** Start RECORDS FOR THE EXERCISE **

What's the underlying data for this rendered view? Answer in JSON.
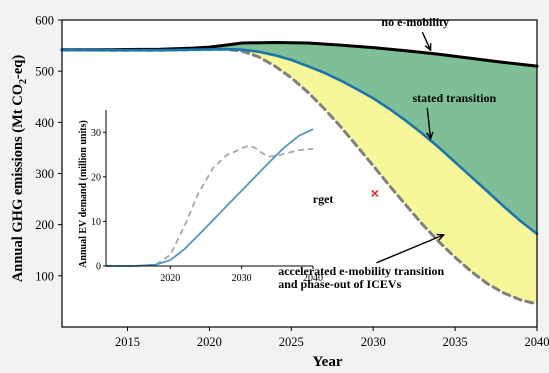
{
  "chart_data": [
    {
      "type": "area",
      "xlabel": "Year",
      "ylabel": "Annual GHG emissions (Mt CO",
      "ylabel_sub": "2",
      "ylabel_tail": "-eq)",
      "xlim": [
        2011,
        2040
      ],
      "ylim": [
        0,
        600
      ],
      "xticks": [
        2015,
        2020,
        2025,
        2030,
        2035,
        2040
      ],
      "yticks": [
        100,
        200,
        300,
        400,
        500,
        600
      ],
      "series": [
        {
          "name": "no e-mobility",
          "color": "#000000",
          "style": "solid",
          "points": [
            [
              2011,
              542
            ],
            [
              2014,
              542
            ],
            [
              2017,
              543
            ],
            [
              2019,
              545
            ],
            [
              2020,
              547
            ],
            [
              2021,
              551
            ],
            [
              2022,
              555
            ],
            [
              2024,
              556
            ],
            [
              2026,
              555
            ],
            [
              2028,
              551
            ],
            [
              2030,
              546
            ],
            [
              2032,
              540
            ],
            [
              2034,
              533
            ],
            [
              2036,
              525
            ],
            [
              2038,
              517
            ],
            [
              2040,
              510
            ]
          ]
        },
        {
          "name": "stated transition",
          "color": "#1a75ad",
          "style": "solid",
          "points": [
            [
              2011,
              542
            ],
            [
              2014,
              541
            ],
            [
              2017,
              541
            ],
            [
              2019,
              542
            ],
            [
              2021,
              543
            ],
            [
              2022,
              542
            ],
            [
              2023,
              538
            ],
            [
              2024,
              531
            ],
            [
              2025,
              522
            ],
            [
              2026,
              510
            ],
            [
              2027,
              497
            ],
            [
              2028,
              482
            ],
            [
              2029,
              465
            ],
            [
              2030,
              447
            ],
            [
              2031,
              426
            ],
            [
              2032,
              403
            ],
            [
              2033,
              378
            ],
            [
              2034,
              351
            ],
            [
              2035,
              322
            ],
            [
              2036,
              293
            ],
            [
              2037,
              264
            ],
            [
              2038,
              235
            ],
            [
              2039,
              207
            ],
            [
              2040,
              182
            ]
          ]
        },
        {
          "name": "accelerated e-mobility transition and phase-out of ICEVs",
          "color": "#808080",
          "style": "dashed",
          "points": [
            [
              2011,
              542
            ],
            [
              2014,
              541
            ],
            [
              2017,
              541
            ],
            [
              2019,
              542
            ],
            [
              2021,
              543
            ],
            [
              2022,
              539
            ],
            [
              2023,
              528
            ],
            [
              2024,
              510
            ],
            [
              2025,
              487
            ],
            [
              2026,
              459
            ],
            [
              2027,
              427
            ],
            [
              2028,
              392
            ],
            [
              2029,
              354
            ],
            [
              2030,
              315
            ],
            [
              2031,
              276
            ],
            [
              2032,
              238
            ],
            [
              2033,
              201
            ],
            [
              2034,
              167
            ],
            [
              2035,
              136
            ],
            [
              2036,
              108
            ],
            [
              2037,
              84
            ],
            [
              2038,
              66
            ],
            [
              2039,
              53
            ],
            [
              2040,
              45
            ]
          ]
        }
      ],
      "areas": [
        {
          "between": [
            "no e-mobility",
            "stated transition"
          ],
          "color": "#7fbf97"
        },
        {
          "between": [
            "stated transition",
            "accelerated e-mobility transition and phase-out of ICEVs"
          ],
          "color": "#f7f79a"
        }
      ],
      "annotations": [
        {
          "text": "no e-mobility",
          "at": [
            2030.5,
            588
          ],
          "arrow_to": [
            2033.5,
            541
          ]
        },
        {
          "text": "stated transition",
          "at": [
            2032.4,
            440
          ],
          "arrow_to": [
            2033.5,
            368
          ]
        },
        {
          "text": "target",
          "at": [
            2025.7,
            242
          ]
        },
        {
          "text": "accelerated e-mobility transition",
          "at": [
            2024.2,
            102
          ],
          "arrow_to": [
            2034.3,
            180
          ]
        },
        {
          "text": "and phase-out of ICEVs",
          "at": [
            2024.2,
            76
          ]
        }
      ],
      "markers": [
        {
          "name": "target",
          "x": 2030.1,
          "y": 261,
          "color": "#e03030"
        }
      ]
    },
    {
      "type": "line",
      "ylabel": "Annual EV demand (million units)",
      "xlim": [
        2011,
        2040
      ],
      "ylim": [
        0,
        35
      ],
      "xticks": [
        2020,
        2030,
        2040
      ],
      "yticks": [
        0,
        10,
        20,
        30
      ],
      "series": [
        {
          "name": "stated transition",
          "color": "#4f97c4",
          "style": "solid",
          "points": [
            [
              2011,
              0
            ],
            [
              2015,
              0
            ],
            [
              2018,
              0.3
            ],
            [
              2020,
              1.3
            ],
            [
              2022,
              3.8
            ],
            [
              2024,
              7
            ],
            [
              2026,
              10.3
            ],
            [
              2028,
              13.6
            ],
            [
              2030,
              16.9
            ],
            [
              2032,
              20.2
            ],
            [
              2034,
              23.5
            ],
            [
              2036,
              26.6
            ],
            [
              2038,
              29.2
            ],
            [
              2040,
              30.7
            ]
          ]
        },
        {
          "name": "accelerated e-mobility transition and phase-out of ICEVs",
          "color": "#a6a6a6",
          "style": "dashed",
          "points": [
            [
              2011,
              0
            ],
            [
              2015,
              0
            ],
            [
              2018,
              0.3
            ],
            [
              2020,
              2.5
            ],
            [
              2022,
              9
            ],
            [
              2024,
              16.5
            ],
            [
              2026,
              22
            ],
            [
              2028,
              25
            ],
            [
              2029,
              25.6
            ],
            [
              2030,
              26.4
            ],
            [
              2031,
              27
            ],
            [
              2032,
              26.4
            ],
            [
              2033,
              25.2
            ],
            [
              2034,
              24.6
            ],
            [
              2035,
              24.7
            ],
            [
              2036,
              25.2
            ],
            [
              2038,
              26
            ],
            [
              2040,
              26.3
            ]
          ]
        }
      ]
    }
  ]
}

** End RECORDS FOR THE EXERCISE **
** Start RECORDS FOR THE EXERCISE **

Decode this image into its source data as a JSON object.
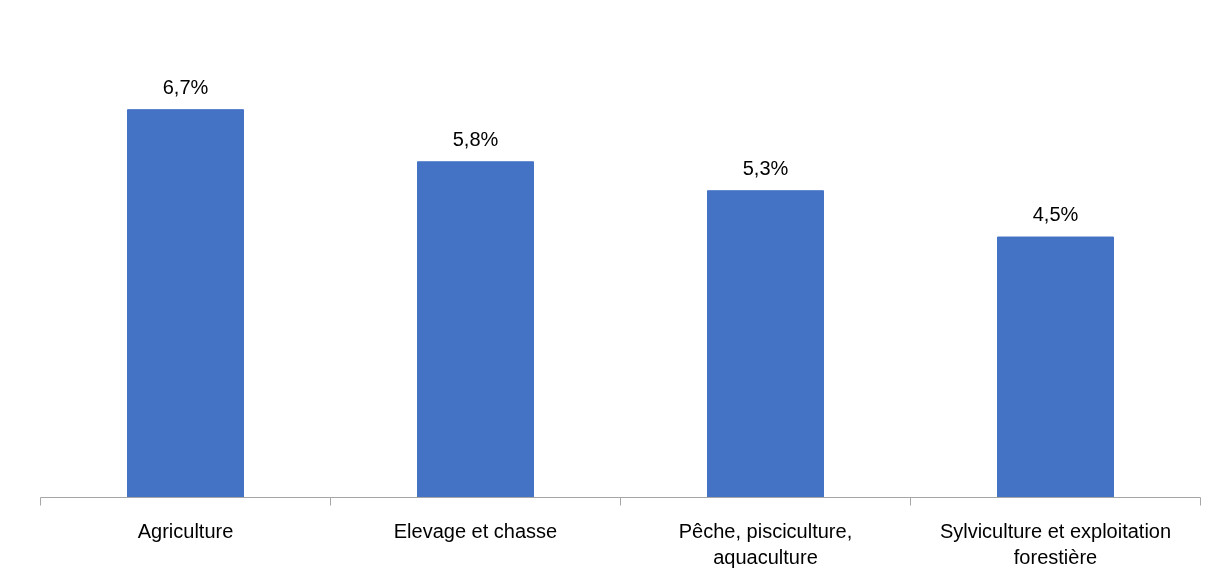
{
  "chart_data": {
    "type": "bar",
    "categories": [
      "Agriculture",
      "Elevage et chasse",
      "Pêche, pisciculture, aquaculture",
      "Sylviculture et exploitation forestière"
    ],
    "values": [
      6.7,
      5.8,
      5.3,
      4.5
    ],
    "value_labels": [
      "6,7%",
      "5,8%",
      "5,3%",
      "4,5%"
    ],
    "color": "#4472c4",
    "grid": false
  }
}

** End RECORDS FOR THE EXERCISE **
** Start RECORDS FOR THE EXERCISE **

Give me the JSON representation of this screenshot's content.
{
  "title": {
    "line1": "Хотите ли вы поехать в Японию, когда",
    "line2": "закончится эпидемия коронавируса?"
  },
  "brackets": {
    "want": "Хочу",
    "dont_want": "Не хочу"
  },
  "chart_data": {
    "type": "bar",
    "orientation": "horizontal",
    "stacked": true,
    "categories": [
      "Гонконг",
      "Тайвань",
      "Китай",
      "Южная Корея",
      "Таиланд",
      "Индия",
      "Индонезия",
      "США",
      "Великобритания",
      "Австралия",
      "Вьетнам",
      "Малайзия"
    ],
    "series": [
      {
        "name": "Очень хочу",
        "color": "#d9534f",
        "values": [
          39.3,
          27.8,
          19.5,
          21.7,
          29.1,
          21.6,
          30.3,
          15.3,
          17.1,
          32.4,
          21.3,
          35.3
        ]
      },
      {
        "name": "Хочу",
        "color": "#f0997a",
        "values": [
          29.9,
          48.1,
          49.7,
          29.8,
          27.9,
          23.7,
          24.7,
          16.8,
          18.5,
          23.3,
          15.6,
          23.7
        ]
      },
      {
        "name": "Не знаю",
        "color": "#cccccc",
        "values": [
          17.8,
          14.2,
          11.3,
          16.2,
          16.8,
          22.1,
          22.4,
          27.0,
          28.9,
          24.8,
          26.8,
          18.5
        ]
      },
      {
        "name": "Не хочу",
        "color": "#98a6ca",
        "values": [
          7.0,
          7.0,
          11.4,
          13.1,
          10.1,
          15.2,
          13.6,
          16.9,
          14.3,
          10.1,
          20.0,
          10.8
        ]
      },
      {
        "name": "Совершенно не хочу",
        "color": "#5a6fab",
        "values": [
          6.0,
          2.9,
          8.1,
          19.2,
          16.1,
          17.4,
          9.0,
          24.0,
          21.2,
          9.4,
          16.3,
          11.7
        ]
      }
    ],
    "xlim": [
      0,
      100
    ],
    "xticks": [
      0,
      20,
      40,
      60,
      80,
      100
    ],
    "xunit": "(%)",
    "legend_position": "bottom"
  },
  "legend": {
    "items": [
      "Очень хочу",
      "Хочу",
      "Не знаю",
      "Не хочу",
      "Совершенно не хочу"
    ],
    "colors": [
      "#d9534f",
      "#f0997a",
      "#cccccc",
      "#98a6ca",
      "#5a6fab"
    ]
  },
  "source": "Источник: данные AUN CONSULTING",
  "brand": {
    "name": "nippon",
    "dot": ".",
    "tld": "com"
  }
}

** End RECORDS FOR THE EXERCISE **

▸ **THE PROBLEM**
Count the lines of the data that include the string "stated", and give only that number.

▸ **SOLUTION TO THE EXERCISE**
5